_Task to carry out_: Reproduce the entries word for word, and omit any picture you find in them.

━━━━━━━━

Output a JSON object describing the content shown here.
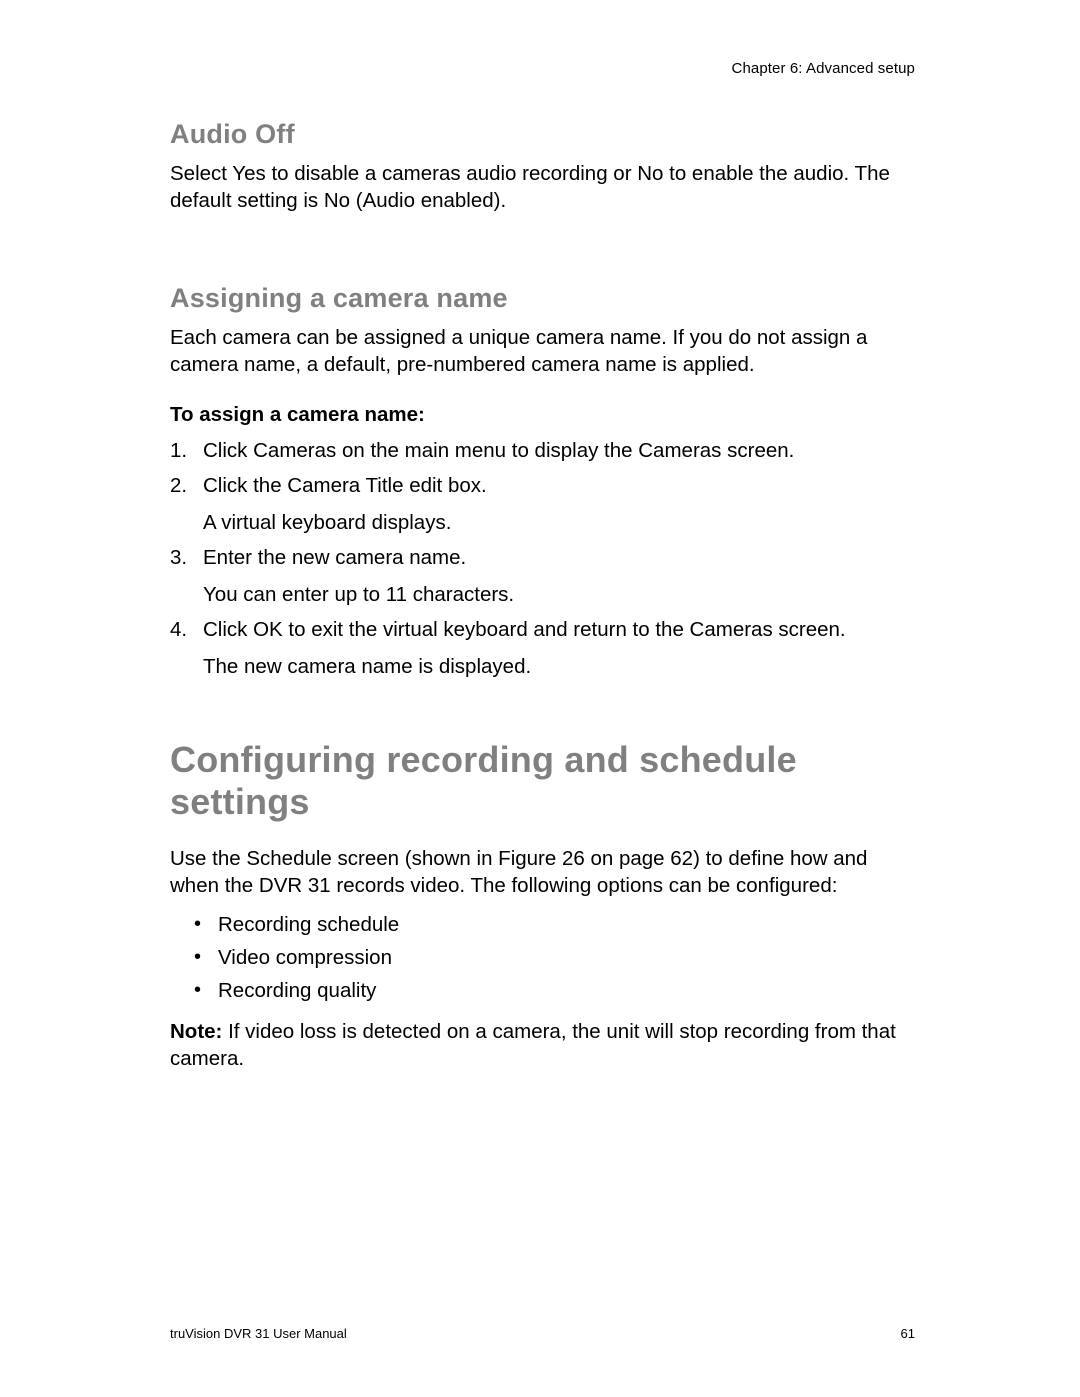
{
  "header": {
    "chapter": "Chapter 6: Advanced setup"
  },
  "sections": {
    "audio_off": {
      "title": "Audio Off",
      "body": "Select Yes to disable a cameras audio recording or No to enable the audio. The default setting is No (Audio enabled)."
    },
    "assigning": {
      "title": "Assigning a camera name",
      "intro": "Each camera can be assigned a unique camera name. If you do not assign a camera name, a default, pre-numbered camera name is applied.",
      "procedure_label": "To assign a camera name:",
      "steps": [
        {
          "text": "Click Cameras on the main menu to display the Cameras screen."
        },
        {
          "text": "Click the Camera Title edit box.",
          "sub": "A virtual keyboard displays."
        },
        {
          "text": "Enter the new camera name.",
          "sub": "You can enter up to 11 characters."
        },
        {
          "text": "Click OK to exit the virtual keyboard and return to the Cameras screen.",
          "sub": "The new camera name is displayed."
        }
      ]
    },
    "configuring": {
      "title": "Configuring recording and schedule settings",
      "intro": "Use the Schedule screen (shown in Figure 26 on page 62) to define how and when the DVR 31 records video. The following options can be configured:",
      "bullets": [
        "Recording schedule",
        "Video compression",
        "Recording quality"
      ],
      "note_label": "Note:",
      "note_body": " If video loss is detected on a camera, the unit will stop recording from that camera."
    }
  },
  "footer": {
    "manual": "truVision DVR 31 User Manual",
    "page": "61"
  }
}
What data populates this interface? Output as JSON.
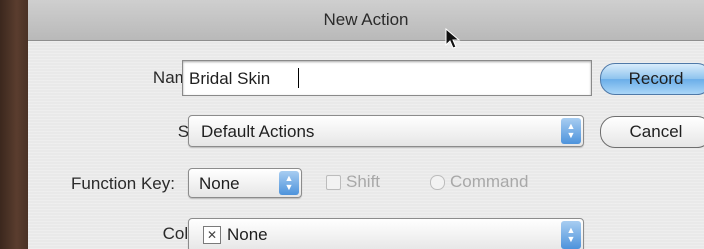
{
  "window": {
    "title": "New Action"
  },
  "form": {
    "name_label": "Name:",
    "name_value": "Bridal Skin",
    "set_label": "Set:",
    "set_value": "Default Actions",
    "function_key_label": "Function Key:",
    "function_key_value": "None",
    "shift_label": "Shift",
    "command_label": "Command",
    "shift_checked": false,
    "command_checked": false,
    "color_label": "Color:",
    "color_swatch": "✕",
    "color_value": "None"
  },
  "buttons": {
    "record": "Record",
    "cancel": "Cancel"
  },
  "icons": {
    "popup_arrows": "up-down-arrows",
    "cursor": "arrow-cursor"
  },
  "colors": {
    "default_button": "#8ec3ee",
    "popup_arrow": "#4d93dc"
  }
}
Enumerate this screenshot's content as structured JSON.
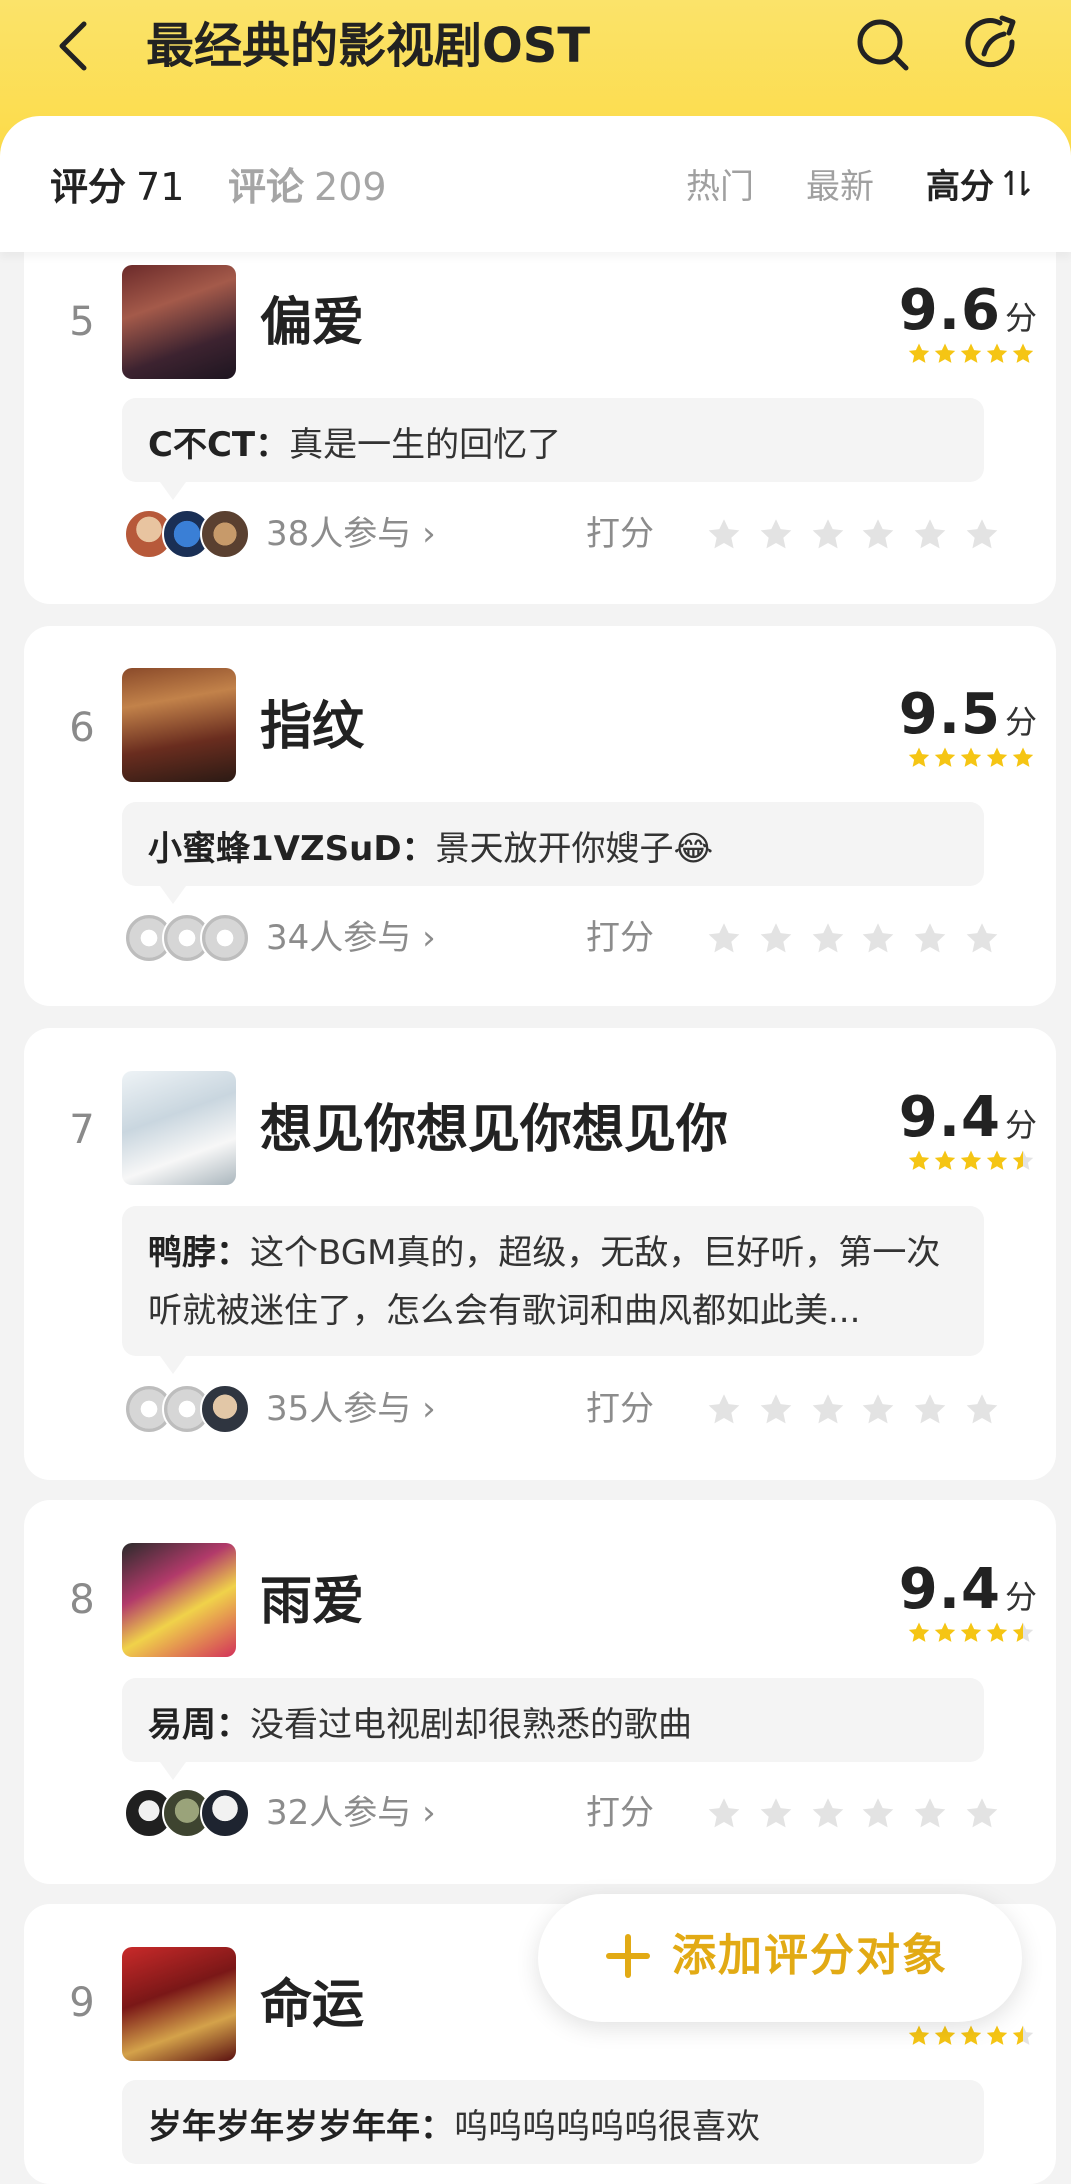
{
  "header": {
    "title": "最经典的影视剧OST",
    "back_icon": "chevron-left-icon",
    "search_icon": "search-icon",
    "share_icon": "share-icon",
    "bg_color": "#fcd93f"
  },
  "tabs": {
    "score_label": "评分",
    "score_count": "71",
    "comment_label": "评论",
    "comment_count": "209",
    "sort_hot": "热门",
    "sort_new": "最新",
    "sort_high": "高分",
    "sort_icon": "sort-toggle-icon"
  },
  "items": [
    {
      "rank": "5",
      "title": "偏爱",
      "score": "9.6",
      "score_unit": "分",
      "stars": 5,
      "comment_user": "C不CT：",
      "comment_text": "真是一生的回忆了",
      "participants": "38人参与",
      "rate_label": "打分"
    },
    {
      "rank": "6",
      "title": "指纹",
      "score": "9.5",
      "score_unit": "分",
      "stars": 5,
      "comment_user": "小蜜蜂1VZSuD：",
      "comment_text": "景天放开你嫂子😂",
      "participants": "34人参与",
      "rate_label": "打分"
    },
    {
      "rank": "7",
      "title": "想见你想见你想见你",
      "score": "9.4",
      "score_unit": "分",
      "stars": 4.5,
      "comment_user": "鸭脖：",
      "comment_text": "这个BGM真的，超级，无敌，巨好听，第一次听就被迷住了，怎么会有歌词和曲风都如此美...",
      "participants": "35人参与",
      "rate_label": "打分"
    },
    {
      "rank": "8",
      "title": "雨爱",
      "score": "9.4",
      "score_unit": "分",
      "stars": 4.5,
      "comment_user": "易周：",
      "comment_text": "没看过电视剧却很熟悉的歌曲",
      "participants": "32人参与",
      "rate_label": "打分"
    },
    {
      "rank": "9",
      "title": "命运",
      "stars": 4.5,
      "comment_user": "岁年岁年岁岁年年：",
      "comment_text": "呜呜呜呜呜呜很喜欢"
    }
  ],
  "add_button": {
    "label": "添加评分对象",
    "icon": "plus-icon",
    "color": "#e2aa14"
  },
  "colors": {
    "star_yellow": "#f5c514",
    "star_gray": "#e3e3e3"
  }
}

━━━━━━━━

_Task result_:
Output a JSON object describing the content shown here.
{
  "header": {
    "chapter": "Chapter 6: Advanced setup"
  },
  "sections": {
    "audio_off": {
      "title": "Audio Off",
      "body": "Select Yes to disable a cameras audio recording or No to enable the audio. The default setting is No (Audio enabled)."
    },
    "assigning": {
      "title": "Assigning a camera name",
      "intro": "Each camera can be assigned a unique camera name. If you do not assign a camera name, a default, pre-numbered camera name is applied.",
      "procedure_label": "To assign a camera name:",
      "steps": [
        {
          "text": "Click Cameras on the main menu to display the Cameras screen."
        },
        {
          "text": "Click the Camera Title edit box.",
          "sub": "A virtual keyboard displays."
        },
        {
          "text": "Enter the new camera name.",
          "sub": "You can enter up to 11 characters."
        },
        {
          "text": "Click OK to exit the virtual keyboard and return to the Cameras screen.",
          "sub": "The new camera name is displayed."
        }
      ]
    },
    "configuring": {
      "title": "Configuring recording and schedule settings",
      "intro": "Use the Schedule screen (shown in Figure 26 on page 62) to define how and when the DVR 31 records video. The following options can be configured:",
      "bullets": [
        "Recording schedule",
        "Video compression",
        "Recording quality"
      ],
      "note_label": "Note:",
      "note_body": " If video loss is detected on a camera, the unit will stop recording from that camera."
    }
  },
  "footer": {
    "manual": "truVision DVR 31 User Manual",
    "page": "61"
  }
}
What data populates this interface? Output as JSON.
{
  "window": {
    "title": "New Action"
  },
  "form": {
    "name_label": "Name:",
    "name_value": "Bridal Skin",
    "set_label": "Set:",
    "set_value": "Default Actions",
    "function_key_label": "Function Key:",
    "function_key_value": "None",
    "shift_label": "Shift",
    "command_label": "Command",
    "shift_checked": false,
    "command_checked": false,
    "color_label": "Color:",
    "color_swatch": "✕",
    "color_value": "None"
  },
  "buttons": {
    "record": "Record",
    "cancel": "Cancel"
  },
  "icons": {
    "popup_arrows": "up-down-arrows",
    "cursor": "arrow-cursor"
  },
  "colors": {
    "default_button": "#8ec3ee",
    "popup_arrow": "#4d93dc"
  }
}
Enumerate this screenshot's content as structured JSON.
{
  "header": {
    "title": "最经典的影视剧OST",
    "back_icon": "chevron-left-icon",
    "search_icon": "search-icon",
    "share_icon": "share-icon",
    "bg_color": "#fcd93f"
  },
  "tabs": {
    "score_label": "评分",
    "score_count": "71",
    "comment_label": "评论",
    "comment_count": "209",
    "sort_hot": "热门",
    "sort_new": "最新",
    "sort_high": "高分",
    "sort_icon": "sort-toggle-icon"
  },
  "items": [
    {
      "rank": "5",
      "title": "偏爱",
      "score": "9.6",
      "score_unit": "分",
      "stars": 5,
      "comment_user": "C不CT：",
      "comment_text": "真是一生的回忆了",
      "participants": "38人参与",
      "rate_label": "打分"
    },
    {
      "rank": "6",
      "title": "指纹",
      "score": "9.5",
      "score_unit": "分",
      "stars": 5,
      "comment_user": "小蜜蜂1VZSuD：",
      "comment_text": "景天放开你嫂子😂",
      "participants": "34人参与",
      "rate_label": "打分"
    },
    {
      "rank": "7",
      "title": "想见你想见你想见你",
      "score": "9.4",
      "score_unit": "分",
      "stars": 4.5,
      "comment_user": "鸭脖：",
      "comment_text": "这个BGM真的，超级，无敌，巨好听，第一次听就被迷住了，怎么会有歌词和曲风都如此美...",
      "participants": "35人参与",
      "rate_label": "打分"
    },
    {
      "rank": "8",
      "title": "雨爱",
      "score": "9.4",
      "score_unit": "分",
      "stars": 4.5,
      "comment_user": "易周：",
      "comment_text": "没看过电视剧却很熟悉的歌曲",
      "participants": "32人参与",
      "rate_label": "打分"
    },
    {
      "rank": "9",
      "title": "命运",
      "stars": 4.5,
      "comment_user": "岁年岁年岁岁年年：",
      "comment_text": "呜呜呜呜呜呜很喜欢"
    }
  ],
  "add_button": {
    "label": "添加评分对象",
    "icon": "plus-icon",
    "color": "#e2aa14"
  },
  "colors": {
    "star_yellow": "#f5c514",
    "star_gray": "#e3e3e3"
  }
}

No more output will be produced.